(Saved data entries)
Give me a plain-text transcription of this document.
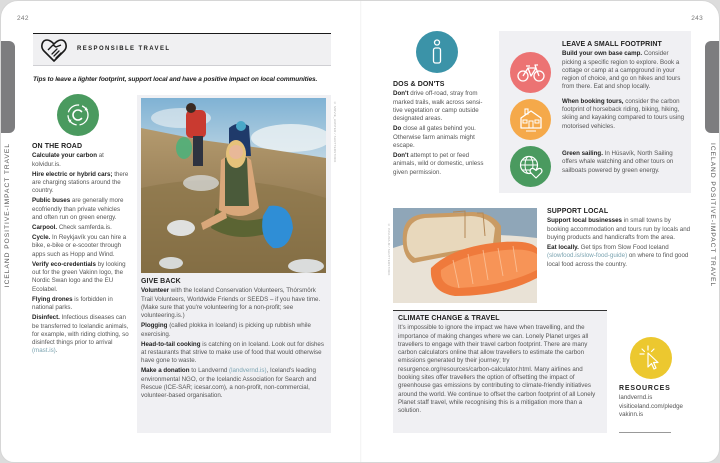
242	243
ICELAND POSITIVE-IMPACT TRAVEL	ICELAND POSITIVE-IMPACT TRAVEL
RESPONSIBLE TRAVEL
Tips to leave a lighter footprint, support local and have a positive impact on local communities.
ON THE ROAD

Calculate your carbon at kolvidur.is.

Hire electric or hybrid cars; there are charging stations around the country.

Public buses are generally more ecofriendly than private vehicles and often run on green energy.

Carpool. Check samferda.is.

Cycle. In Reykjavík you can hire a bike, e-bike or e-scooter through apps such as Hopp and Wind.

Verify eco-credentials by looking out for the green Vakinn logo, the Nordic Swan logo and the EU Ecolabel.

Flying drones is forbidden in national parks.

Disinfect. Infectious diseases can be transferred to Icelandic animals, for example, with riding clothing, so disinfect things prior to arrival (mast.is).

© MOVIE_HUNTER / SHUTTERSTOCK
GIVE BACK

Volunteer with the Iceland Conservation Volunteers, Thórsmörk Trail Volunteers, Worldwide Friends or SEEDS – if you have time. (Make sure that you're volunteering for a non-profit; see volunteering.is.)

Plogging (called plokka in Iceland) is picking up rubbish while exercising.

Head-to-tail cooking is catching on in Iceland. Look out for dishes at restaurants that strive to make use of food that would otherwise have gone to waste.

Make a donation to Landvernd (landvernd.is), Iceland's leading environmental NGO, or the Icelandic Association for Search and Rescue (ICE-SAR; icesar.com), a non-profit, non-commercial, volunteer-based organisation.

DOS & DON'TS

Don't drive off-road, stray from marked trails, walk across sensi-tive vegetation or camp outside designated areas.

Do close all gates behind you. Otherwise farm animals might escape.

Don't attempt to pet or feed animals, wild or domestic, unless given permission.

LEAVE A SMALL FOOTPRINT

Build your own base camp. Consider picking a specific region to explore. Book a cottage or camp at a campground in your region of choice, and go on hikes and tours from there. Eat and shop locally.

When booking tours, consider the carbon footprint of horseback riding, biking, hiking, skiing and kayaking compared to tours using motorised vehicles.

Green sailing. In Húsavík, North Sailing offers whale watching and other tours on sailboats powered by green energy.

© PAVLINA.M / SHUTTERSTOCK
SUPPORT LOCAL

Support local businesses in small towns by booking accommodation and tours run by locals and buying products and handicrafts from the area.

Eat locally. Get tips from Slow Food Iceland (slowfood.is/slow-food-guide) on where to find good local food across the country.

CLIMATE CHANGE & TRAVEL

It's impossible to ignore the impact we have when travelling, and the importance of making changes where we can. Lonely Planet urges all travellers to engage with their travel carbon footprint. There are many carbon calculators online that allow travellers to estimate the carbon emissions generated by their journey; try resurgence.org/resources/carbon-calculator.html. Many airlines and booking sites offer travellers the option of offsetting the impact of greenhouse gas emissions by contributing to climate-friendly initiatives around the world. We continue to offset the carbon footprint of all Lonely Planet staff travel, while recognising this is a mitigation more than a solution.

RESOURCES

landvernd.is

visiticeland.com/pledge

vakinn.is
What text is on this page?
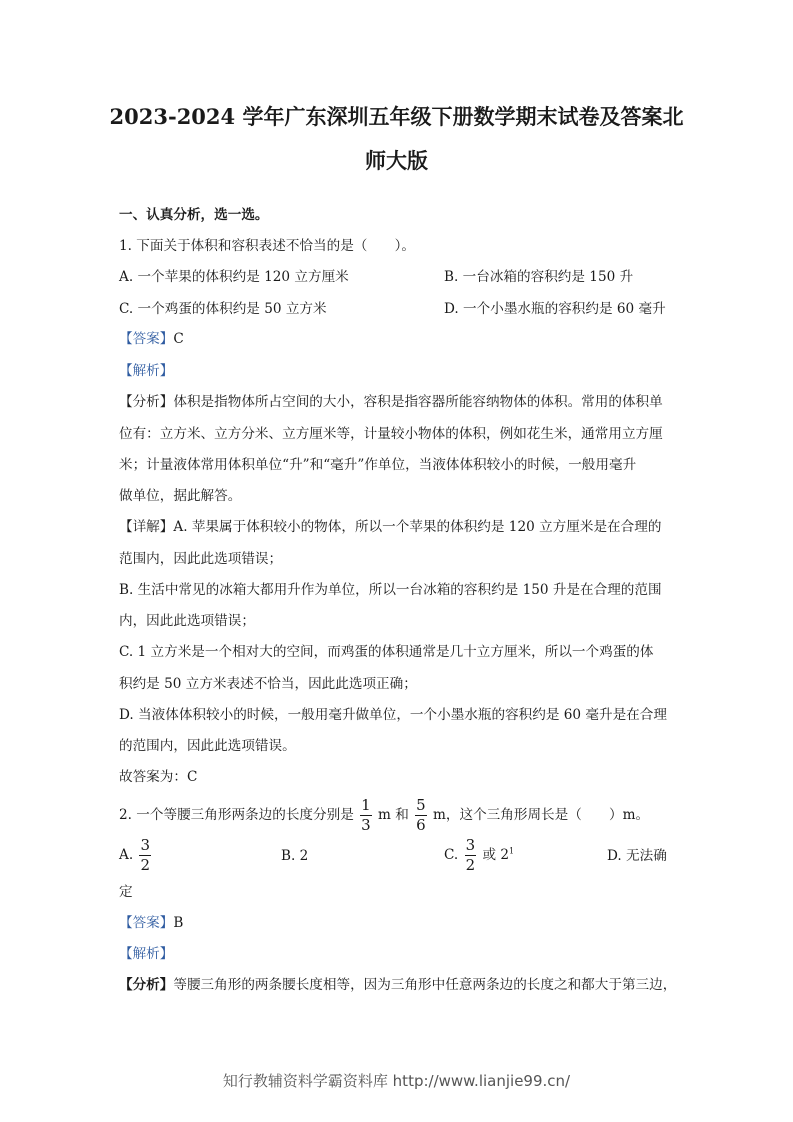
2023-2024 学年广东深圳五年级下册数学期末试卷及答案北
师大版
一、认真分析，选一选。
1. 下面关于体积和容积表述不恰当的是（　　）。
A. 一个苹果的体积约是 120 立方厘米	B. 一台冰箱的容积约是 150 升
C. 一个鸡蛋的体积约是 50 立方米	D. 一个小墨水瓶的容积约是 60 毫升
【答案】C
【解析】
【分析】体积是指物体所占空间的大小，容积是指容器所能容纳物体的体积。常用的体积单
位有：立方米、立方分米、立方厘米等，计量较小物体的体积，例如花生米，通常用立方厘
米；计量液体常用体积单位“升”和“毫升”作单位，当液体体积较小的时候，一般用毫升
做单位，据此解答。
【详解】A. 苹果属于体积较小的物体，所以一个苹果的体积约是 120 立方厘米是在合理的
范围内，因此此选项错误；
B. 生活中常见的冰箱大都用升作为单位，所以一台冰箱的容积约是 150 升是在合理的范围
内，因此此选项错误；
C. 1 立方米是一个相对大的空间，而鸡蛋的体积通常是几十立方厘米，所以一个鸡蛋的体
积约是 50 立方米表述不恰当，因此此选项正确；
D. 当液体体积较小的时候，一般用毫升做单位，一个小墨水瓶的容积约是 60 毫升是在合理
的范围内，因此此选项错误。
故答案为：C
2. 一个等腰三角形两条边的长度分别是 $\frac{1}{3}$ m 和 $\frac{5}{6}$ m，这个三角形周长是（　　）m。
A. $\frac{3}{2}$	B. 2	C. $\frac{3}{2}$ 或 $2^1$	D. 无法确
定
【答案】B
【解析】
【分析】等腰三角形的两条腰长度相等，因为三角形中任意两条边的长度之和都大于第三边，
知行教辅资料学霸资料库 http://www.lianjie99.cn/
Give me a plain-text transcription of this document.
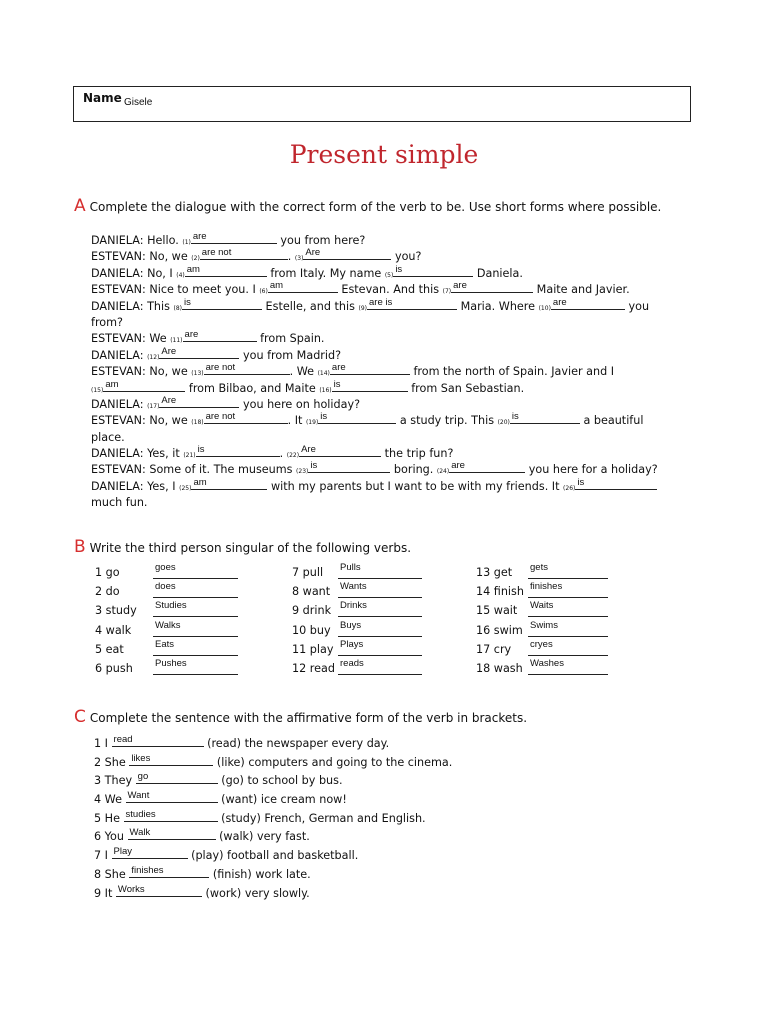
Name Gisele
Present simple
A Complete the dialogue with the correct form of the verb to be. Use short forms where possible.
DANIELA: Hello. (1)
are	you from here?
ESTEVAN: No, we (2)
are not	. (3)
Are	you?
DANIELA: No, I (4)
am	from Italy. My name (5)
is	Daniela.
ESTEVAN: Nice to meet you. I (6)
am	Estevan. And this (7)
are	Maite and Javier.
DANIELA: This (8)
is	Estelle, and this (9)
are is	Maria. Where (10)
are	you
from?
ESTEVAN: We (11)
are	from Spain.
DANIELA: (12)
Are	you from Madrid?
ESTEVAN: No, we (13)
are not	. We (14)
are	from the north of Spain. Javier and I
(15)
am	from Bilbao, and Maite (16)
is	from San Sebastian.
DANIELA: (17)
Are	you here on holiday?
ESTEVAN: No, we (18)
are not	. It (19)
is	a study trip. This (20)
is	a beautiful
place.
DANIELA: Yes, it (21)
is	. (22)
Are	the trip fun?
ESTEVAN: Some of it. The museums (23)
is	boring. (24)
are	you here for a holiday?
DANIELA: Yes, I (25)
am	with my parents but I want to be with my friends. It (26)
is
much fun.
B Write the third person singular of the following verbs.
1 go	goes
2 do	does
3 study Studies
4 walk Walks
5 eat	Eats
6 push Pushes
7 pull Pulls
8 want Wants
9 drink Drinks
10 buy Buys
11 play Plays
12 read reads
13 get gets
14 finish finishes
15 wait Waits
16 swim Swims
17 cry cryes
18 wash Washes
C Complete the sentence with the affirmative form of the verb in brackets.
1 I read	(read) the newspaper every day.
2 She likes	(like) computers and going to the cinema.
3 They go	(go) to school by bus.
4 We Want	(want) ice cream now!
5 He studies	(study) French, German and English.
6 You Walk	(walk) very fast.
7 I Play	(play) football and basketball.
8 She finishes	(finish) work late.
9 It Works	(work) very slowly.
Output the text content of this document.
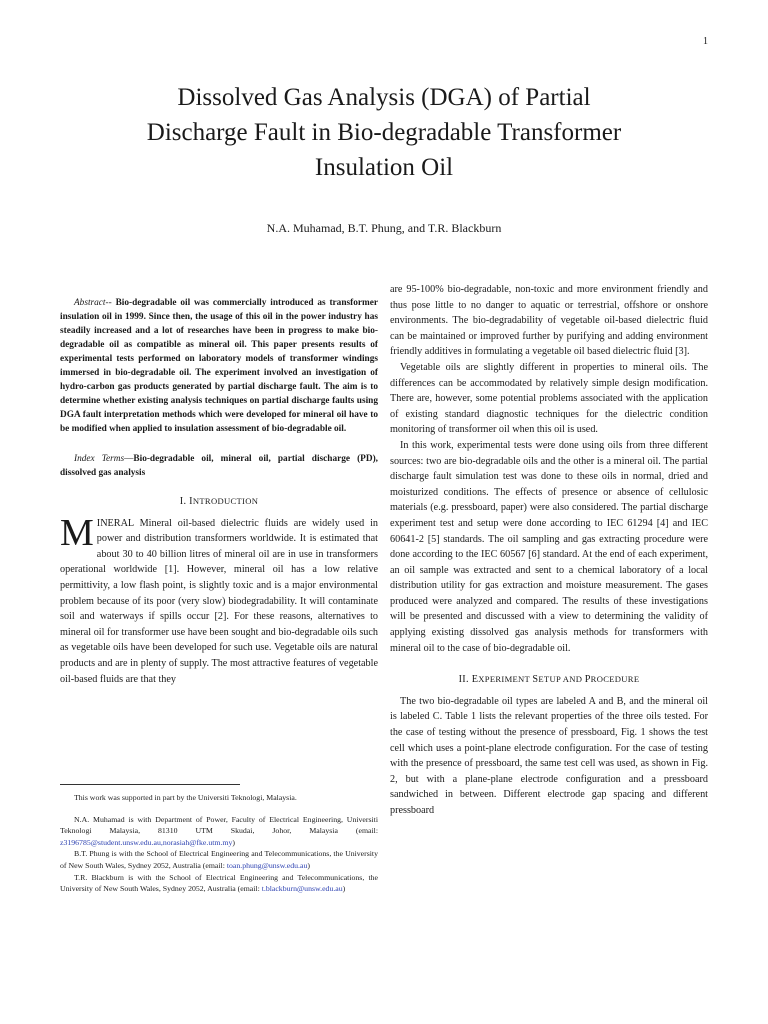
1
Dissolved Gas Analysis (DGA) of Partial
Discharge Fault in Bio-degradable Transformer
Insulation Oil
N.A. Muhamad, B.T. Phung, and T.R. Blackburn

Abstract-- Bio-degradable oil was commercially introduced as transformer insulation oil in 1999. Since then, the usage of this oil in the power industry has steadily increased and a lot of researches have been in progress to make bio-degradable oil as compatible as mineral oil. This paper presents results of experimental tests performed on laboratory models of transformer windings immersed in bio-degradable oil. The experiment involved an investigation of hydro-carbon gas products generated by partial discharge fault. The aim is to determine whether existing analysis techniques on partial discharge faults using DGA fault interpretation methods which were developed for mineral oil have to be modified when applied to insulation assessment of bio-degradable oil.

Index Terms—Bio-degradable oil, mineral oil, partial discharge (PD), dissolved gas analysis

I. INTRODUCTION

MINERAL Mineral oil-based dielectric fluids are widely used in power and distribution transformers worldwide. It is estimated that about 30 to 40 billion litres of mineral oil are in use in transformers operational worldwide [1]. However, mineral oil has a low relative permittivity, a low flash point, is slightly toxic and is a major environmental problem because of its poor (very slow) biodegradability. It will contaminate soil and waterways if spills occur [2]. For these reasons, alternatives to mineral oil for transformer use have been sought and bio-degradable oils such as vegetable oils have been developed for such use. Vegetable oils are natural products and are in plenty of supply. The most attractive features of vegetable oil-based fluids are that they

This work was supported in part by the Universiti Teknologi, Malaysia.

N.A. Muhamad is with Department of Power, Faculty of Electrical Engineering, Universiti Teknologi Malaysia, 81310 UTM Skudai, Johor, Malaysia (email: z3196785@student.unsw.edu.au,norasiah@fke.utm.my)

B.T. Phung is with the School of Electrical Engineering and Telecommunications, the University of New South Wales, Sydney 2052, Australia (email: toan.phung@unsw.edu.au)

T.R. Blackburn is with the School of Electrical Engineering and Telecommunications, the University of New South Wales, Sydney 2052, Australia (email: t.blackburn@unsw.edu.au)

are 95-100% bio-degradable, non-toxic and more environment friendly and thus pose little to no danger to aquatic or terrestrial, offshore or onshore environments. The bio-degradability of vegetable oil-based dielectric fluid can be maintained or improved further by purifying and adding environment friendly additives in formulating a vegetable oil based dielectric fluid [3].

Vegetable oils are slightly different in properties to mineral oils. The differences can be accommodated by relatively simple design modification. There are, however, some potential problems associated with the application of existing standard diagnostic techniques for the dielectric condition monitoring of transformer oil when this oil is used.

In this work, experimental tests were done using oils from three different sources: two are bio-degradable oils and the other is a mineral oil. The partial discharge fault simulation test was done to these oils in normal, dried and moisturized conditions. The effects of presence or absence of cellulosic materials (e.g. pressboard, paper) were also considered. The partial discharge experiment test and setup were done according to IEC 61294 [4] and IEC 60641-2 [5] standards. The oil sampling and gas extracting procedure were done according to the IEC 60567 [6] standard. At the end of each experiment, an oil sample was extracted and sent to a chemical laboratory of a local distribution utility for gas extraction and moisture measurement. The gases produced were analyzed and compared. The results of these investigations will be presented and discussed with a view to determining the validity of applying existing dissolved gas analysis methods for transformers with mineral oil to the case of bio-degradable oil.

II. EXPERIMENT SETUP AND PROCEDURE

The two bio-degradable oil types are labeled A and B, and the mineral oil is labeled C. Table 1 lists the relevant properties of the three oils tested. For the case of testing without the presence of pressboard, Fig. 1 shows the test cell which uses a point-plane electrode configuration. For the case of testing with the presence of pressboard, the same test cell was used, as shown in Fig. 2, but with a plane-plane electrode configuration and a pressboard sandwiched in between. Different electrode gap spacing and different pressboard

◆ TASK OBJECTIVE:
Using the listing above, work out how many of its lines include "Sydney", and give only the result.

◆ ANSWER TO THIS TASK:
2